INSTRUCTIONS TO FOLLOW | Look through the records below and collect all lines that hold the string "ALBERTA".

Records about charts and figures
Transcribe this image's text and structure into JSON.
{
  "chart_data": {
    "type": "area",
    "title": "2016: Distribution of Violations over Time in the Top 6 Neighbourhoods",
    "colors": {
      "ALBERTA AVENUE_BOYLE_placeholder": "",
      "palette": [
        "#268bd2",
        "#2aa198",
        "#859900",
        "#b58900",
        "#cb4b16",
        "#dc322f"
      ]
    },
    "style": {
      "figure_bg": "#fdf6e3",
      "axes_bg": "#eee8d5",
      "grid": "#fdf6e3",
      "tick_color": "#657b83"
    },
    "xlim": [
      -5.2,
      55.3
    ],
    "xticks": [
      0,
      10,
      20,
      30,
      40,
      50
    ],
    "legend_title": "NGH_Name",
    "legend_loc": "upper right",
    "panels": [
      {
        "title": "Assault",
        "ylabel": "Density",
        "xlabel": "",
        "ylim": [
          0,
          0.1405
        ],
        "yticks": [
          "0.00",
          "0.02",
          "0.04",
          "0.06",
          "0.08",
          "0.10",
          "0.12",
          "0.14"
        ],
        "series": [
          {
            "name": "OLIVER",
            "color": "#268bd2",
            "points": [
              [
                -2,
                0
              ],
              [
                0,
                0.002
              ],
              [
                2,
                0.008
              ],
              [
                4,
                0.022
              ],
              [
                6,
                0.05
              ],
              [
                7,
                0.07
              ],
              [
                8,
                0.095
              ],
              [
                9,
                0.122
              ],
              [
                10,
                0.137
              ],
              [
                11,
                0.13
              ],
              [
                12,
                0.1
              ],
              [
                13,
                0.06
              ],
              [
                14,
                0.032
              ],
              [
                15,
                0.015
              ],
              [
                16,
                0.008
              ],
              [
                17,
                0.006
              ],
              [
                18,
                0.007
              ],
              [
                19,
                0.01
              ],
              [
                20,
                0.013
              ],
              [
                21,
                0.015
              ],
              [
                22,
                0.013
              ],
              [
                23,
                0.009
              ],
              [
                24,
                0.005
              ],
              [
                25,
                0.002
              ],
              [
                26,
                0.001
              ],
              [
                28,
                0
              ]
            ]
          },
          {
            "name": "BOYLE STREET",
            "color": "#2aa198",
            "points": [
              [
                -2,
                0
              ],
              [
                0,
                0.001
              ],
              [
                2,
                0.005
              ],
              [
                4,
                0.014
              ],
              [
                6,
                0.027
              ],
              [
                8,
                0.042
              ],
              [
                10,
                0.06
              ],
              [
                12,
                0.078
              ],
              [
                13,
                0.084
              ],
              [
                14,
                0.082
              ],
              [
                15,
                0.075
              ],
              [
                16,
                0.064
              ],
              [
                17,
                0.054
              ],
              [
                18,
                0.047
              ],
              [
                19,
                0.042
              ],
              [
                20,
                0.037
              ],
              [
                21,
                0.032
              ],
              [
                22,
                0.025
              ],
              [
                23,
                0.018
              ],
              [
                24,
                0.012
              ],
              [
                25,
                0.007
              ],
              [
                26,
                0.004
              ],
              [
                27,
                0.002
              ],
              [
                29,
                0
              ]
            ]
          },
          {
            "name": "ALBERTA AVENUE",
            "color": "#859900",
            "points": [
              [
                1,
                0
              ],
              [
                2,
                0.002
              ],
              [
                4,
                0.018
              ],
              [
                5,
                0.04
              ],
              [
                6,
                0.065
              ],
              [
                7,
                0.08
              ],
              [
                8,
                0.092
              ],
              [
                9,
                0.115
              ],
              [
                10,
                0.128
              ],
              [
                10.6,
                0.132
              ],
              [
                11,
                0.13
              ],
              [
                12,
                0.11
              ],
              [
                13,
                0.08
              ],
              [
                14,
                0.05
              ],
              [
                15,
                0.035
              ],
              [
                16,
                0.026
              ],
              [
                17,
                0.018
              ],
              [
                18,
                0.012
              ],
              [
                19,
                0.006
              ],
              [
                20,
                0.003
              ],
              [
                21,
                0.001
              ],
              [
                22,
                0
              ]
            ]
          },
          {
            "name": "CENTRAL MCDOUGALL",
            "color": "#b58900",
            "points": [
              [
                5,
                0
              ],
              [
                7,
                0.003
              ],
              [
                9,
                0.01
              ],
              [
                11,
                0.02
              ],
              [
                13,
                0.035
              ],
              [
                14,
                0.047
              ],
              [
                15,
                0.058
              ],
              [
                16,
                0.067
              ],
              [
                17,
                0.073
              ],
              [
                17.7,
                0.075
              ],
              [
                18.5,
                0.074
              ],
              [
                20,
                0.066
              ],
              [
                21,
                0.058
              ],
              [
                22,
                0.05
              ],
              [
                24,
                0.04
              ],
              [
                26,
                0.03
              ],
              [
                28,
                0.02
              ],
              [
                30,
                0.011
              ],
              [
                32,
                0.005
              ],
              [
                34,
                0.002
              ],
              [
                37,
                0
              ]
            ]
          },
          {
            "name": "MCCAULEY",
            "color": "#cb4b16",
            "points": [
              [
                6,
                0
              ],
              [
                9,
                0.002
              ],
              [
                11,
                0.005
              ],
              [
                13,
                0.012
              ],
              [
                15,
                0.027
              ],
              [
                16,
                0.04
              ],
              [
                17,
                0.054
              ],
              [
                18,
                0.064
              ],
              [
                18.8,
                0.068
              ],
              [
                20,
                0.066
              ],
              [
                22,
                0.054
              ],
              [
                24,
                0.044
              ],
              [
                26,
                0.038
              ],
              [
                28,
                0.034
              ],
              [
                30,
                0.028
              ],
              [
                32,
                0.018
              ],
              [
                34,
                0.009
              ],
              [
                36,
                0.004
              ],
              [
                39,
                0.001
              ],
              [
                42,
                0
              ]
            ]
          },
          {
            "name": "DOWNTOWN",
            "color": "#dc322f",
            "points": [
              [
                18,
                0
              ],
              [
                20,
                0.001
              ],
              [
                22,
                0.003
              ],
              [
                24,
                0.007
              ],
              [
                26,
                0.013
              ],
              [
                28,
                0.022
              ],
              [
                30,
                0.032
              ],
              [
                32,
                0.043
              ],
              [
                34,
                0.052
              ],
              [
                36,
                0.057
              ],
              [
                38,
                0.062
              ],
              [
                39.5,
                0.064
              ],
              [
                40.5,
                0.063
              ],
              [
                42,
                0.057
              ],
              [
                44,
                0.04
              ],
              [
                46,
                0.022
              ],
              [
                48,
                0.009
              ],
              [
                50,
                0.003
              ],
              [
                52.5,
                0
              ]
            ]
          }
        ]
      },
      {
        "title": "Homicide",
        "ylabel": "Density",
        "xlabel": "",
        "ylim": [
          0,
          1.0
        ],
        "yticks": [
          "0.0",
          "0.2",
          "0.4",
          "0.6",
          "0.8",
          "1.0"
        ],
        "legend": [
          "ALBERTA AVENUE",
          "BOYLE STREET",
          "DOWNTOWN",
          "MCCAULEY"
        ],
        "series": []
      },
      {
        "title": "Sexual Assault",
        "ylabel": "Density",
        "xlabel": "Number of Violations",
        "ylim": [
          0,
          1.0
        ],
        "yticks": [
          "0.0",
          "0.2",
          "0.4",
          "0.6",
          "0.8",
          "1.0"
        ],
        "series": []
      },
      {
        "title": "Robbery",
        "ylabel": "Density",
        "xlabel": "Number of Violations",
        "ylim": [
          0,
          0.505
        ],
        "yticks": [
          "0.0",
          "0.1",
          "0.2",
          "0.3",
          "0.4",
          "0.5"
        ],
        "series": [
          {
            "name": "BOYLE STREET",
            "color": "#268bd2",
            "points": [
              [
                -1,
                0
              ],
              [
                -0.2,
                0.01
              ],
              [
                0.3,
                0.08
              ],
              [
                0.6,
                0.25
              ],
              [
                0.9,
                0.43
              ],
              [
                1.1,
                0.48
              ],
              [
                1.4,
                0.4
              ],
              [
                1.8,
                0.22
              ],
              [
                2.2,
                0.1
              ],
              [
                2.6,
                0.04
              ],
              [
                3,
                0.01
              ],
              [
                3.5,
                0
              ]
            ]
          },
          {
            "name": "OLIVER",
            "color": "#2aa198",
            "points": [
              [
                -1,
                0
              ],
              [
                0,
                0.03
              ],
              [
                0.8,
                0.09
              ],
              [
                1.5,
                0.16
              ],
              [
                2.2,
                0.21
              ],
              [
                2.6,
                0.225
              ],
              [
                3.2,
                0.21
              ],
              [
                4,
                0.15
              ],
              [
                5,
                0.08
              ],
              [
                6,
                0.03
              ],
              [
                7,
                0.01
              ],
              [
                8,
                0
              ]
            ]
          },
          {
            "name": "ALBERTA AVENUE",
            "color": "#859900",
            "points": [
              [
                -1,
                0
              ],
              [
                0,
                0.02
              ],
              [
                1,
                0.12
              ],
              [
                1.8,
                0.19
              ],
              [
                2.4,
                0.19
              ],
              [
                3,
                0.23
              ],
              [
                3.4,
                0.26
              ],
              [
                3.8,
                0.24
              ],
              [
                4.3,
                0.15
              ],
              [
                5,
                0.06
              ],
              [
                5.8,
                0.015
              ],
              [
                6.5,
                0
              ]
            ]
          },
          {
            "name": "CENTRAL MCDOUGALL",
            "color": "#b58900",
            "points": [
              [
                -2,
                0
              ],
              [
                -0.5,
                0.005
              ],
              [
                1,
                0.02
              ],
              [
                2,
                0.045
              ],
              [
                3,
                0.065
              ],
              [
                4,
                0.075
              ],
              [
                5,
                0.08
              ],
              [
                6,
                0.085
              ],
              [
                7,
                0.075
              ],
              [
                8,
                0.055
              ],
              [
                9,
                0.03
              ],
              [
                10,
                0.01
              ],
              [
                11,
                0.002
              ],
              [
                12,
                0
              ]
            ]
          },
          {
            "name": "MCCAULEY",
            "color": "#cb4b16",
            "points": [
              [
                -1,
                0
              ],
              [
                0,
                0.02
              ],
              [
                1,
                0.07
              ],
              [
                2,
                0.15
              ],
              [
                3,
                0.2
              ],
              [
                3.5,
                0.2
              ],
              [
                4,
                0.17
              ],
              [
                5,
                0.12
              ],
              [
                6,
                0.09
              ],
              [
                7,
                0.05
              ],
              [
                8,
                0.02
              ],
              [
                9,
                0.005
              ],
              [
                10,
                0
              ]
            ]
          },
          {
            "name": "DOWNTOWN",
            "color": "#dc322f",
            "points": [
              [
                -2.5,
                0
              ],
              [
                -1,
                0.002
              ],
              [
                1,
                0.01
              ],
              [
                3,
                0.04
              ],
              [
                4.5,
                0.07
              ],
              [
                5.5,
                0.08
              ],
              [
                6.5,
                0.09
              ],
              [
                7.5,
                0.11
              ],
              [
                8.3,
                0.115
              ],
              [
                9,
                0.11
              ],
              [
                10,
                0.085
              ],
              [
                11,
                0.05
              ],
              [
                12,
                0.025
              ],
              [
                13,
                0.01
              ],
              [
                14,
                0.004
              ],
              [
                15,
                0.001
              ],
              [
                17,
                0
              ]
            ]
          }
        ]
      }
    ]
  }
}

CORRECT ANSWER |
      "ALBERTA AVENUE_BOYLE_placeholder": "",
            "name": "ALBERTA AVENUE",
          "ALBERTA AVENUE",
            "name": "ALBERTA AVENUE",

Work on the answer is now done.